Assembly Optimization Tips by Mark Larson (2004)

(masm32.com)

48 points | by htfy96 5 days ago ago

21 comments

shiroiushi 21 hours ago ago
This article title should have "(2004)" added; this is seriously old information.
For modern use, something about ARM CPUs would be much more useful since that's what microcontrollers all use now. No one's doing ASM programming on x86 CPUs these days (and certainly not Pentium4 CPUs).
[-]
- unwind 19 hours ago ago
  Perhaps it's rare with full programs written in assembly, but for performance analysis and optimization I think knowledge about these kinds of tricks (but probably updated for the N generations since 2004, of course) still have relevance.
  For instance Daniel Lemire's blog [1] is quite often featured here, and very often features very low-level performance analysis and improvements.
  [1]: https://lemire.me/blog/
- josephg 19 hours ago ago
  > No one's doing ASM programming on x86 CPUs these days
  I take your point, but I think there’s still a fair bit of x86 asm out there. For example, in ffmpeg and zstd.
  [-]
  - saagarjha 18 hours ago ago
    I don't think anyone really cares about optimizing those codepaths, though.
    [-]
    - AstralStorm 16 hours ago ago
      Try Eigen then, where people were tweaking every last ounce of performance. Even then, it has problems matching MKL or nVidia libs for ultimate performance sometimes.

Layout coordinate data =>
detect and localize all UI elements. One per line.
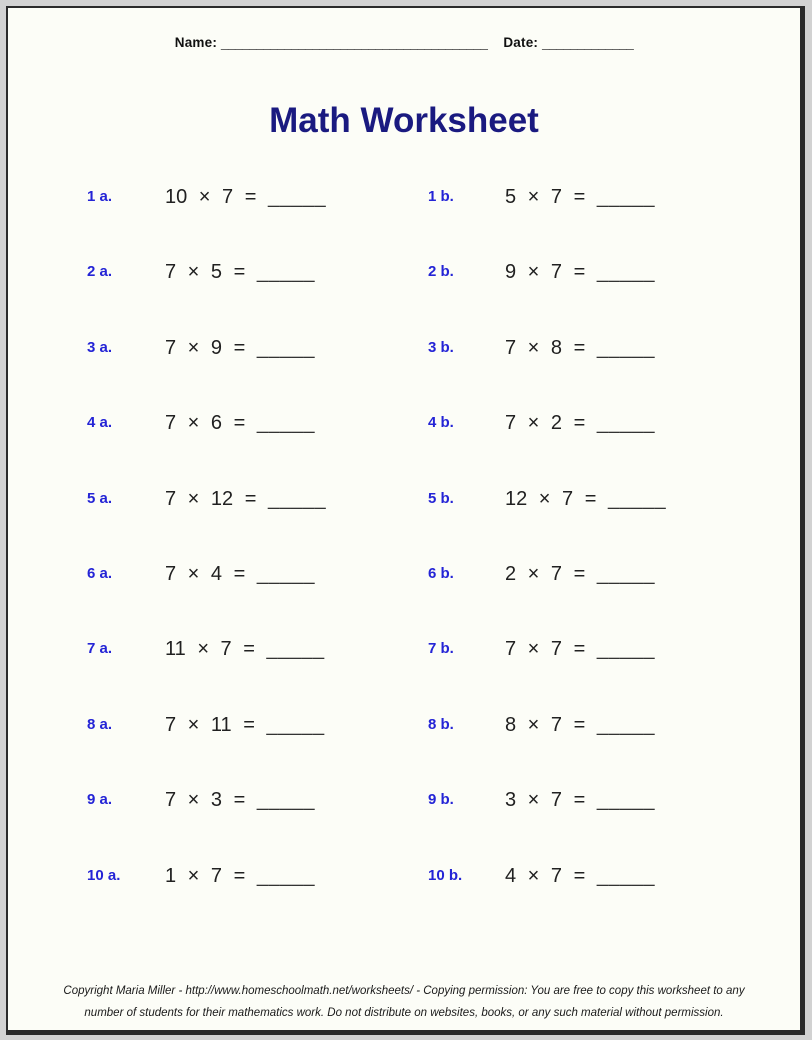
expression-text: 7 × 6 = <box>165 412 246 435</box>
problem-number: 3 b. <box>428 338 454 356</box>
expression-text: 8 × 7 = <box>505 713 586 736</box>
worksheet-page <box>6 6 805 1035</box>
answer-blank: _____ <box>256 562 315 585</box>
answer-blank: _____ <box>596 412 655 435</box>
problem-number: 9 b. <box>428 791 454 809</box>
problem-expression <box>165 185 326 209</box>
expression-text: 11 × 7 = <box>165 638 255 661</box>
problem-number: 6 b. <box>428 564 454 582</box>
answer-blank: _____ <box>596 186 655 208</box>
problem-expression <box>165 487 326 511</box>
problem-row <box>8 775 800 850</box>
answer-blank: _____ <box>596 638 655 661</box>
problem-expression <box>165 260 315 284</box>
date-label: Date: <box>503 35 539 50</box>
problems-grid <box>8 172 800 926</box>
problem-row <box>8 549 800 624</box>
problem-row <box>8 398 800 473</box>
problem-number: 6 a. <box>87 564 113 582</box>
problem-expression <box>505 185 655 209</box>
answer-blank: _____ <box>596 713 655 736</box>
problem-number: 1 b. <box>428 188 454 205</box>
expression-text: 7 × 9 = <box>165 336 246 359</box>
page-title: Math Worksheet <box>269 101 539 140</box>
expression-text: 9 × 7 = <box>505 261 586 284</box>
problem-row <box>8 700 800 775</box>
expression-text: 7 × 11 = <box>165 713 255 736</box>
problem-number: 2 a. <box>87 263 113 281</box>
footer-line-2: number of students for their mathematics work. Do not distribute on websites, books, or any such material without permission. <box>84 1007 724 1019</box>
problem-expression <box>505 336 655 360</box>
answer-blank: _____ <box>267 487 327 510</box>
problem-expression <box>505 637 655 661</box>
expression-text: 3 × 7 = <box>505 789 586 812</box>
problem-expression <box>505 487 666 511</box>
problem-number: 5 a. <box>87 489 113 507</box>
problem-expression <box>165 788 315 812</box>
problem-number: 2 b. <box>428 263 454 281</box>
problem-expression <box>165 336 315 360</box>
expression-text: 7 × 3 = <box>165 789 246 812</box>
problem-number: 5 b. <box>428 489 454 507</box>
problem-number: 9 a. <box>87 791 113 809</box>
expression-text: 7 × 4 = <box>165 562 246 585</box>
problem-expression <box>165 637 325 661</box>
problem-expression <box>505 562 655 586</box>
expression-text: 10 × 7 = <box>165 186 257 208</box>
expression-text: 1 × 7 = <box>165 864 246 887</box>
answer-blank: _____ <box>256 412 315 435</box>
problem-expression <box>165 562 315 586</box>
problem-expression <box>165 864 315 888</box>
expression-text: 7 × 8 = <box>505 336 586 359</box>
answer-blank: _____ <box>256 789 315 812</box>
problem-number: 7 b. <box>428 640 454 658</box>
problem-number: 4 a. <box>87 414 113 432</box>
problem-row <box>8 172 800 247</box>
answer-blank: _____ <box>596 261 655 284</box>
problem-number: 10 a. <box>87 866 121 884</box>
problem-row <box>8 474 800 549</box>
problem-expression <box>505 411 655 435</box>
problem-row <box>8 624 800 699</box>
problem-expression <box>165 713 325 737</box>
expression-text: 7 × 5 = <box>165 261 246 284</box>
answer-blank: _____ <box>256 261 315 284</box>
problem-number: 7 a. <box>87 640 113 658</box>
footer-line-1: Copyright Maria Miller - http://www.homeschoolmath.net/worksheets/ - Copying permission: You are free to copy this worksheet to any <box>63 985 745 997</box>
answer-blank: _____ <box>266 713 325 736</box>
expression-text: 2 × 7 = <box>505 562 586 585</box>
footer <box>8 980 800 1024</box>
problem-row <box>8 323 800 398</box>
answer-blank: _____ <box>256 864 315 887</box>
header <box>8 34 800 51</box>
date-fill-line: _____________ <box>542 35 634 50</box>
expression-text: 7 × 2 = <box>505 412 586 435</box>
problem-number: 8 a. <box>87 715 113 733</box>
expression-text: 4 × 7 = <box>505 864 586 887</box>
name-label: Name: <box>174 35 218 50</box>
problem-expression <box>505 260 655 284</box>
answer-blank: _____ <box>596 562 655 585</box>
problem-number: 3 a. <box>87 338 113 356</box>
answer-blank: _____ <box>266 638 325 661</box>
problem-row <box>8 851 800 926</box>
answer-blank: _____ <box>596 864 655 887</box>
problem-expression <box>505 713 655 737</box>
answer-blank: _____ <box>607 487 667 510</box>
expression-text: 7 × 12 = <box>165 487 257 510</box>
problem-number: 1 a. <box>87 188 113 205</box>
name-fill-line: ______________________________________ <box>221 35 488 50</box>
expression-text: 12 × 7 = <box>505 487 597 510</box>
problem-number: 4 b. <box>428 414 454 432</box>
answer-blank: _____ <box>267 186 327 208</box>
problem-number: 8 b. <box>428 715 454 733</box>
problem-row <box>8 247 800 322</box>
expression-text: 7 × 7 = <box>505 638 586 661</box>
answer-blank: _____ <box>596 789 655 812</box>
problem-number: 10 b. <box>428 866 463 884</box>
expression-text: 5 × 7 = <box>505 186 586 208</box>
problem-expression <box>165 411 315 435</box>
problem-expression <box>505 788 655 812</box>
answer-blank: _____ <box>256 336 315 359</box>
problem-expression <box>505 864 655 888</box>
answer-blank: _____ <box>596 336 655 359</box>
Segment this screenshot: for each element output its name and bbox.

DIRECTIONS => Pick up the forum thread on assembly optimization tips after its last comment and continue it in the same style.

TASK RESPONSE =>
      [-]
      - saagarjha 5 hours ago ago
        For systems nobody has used in years?
- mshockwave 11 hours ago ago
  > No one's doing ASM programming on x86 CPUs these days
  I don't think that's entirely true...it's still pretty common to write high-performance / performance sensitive computation kernels in assembly or intrinsics.
ghaff a day ago ago
A fascinating peek into the fairly deep past (sigh) is Abrash's The Zen of Assembly language. Time pretty much overtook a planned Volume 2 but the Volume 1 is still a pretty fascinating read for a time when tweaking optimization for pre-fetch queues and the like was still a thing.
mshockwave a day ago ago
> (Intermediate)1. Adding to memory faster than adding memory to a register
I'm not familiar with Pentium but my guess is that memory store is relatively cheaper than load in many modern (out-of-order) microarchitectures.
> (Intermediate)14. Parallelization.
I feel like this is where compilers come into handy, because juggling critical paths and resource pressures at the same time sounds like a nightmare to me
> (Advanced)4. Interleaving 2 loops out of sync
Software pipelining!
ynoxinul 17 hours ago ago
> If you have a full 32-bit number and you need to divide, you can simply do a multiply and take the top 32-bit half as the result.
Can someone explain how this can work? Obviously, you can't just multiply the same numbers instead of dividing.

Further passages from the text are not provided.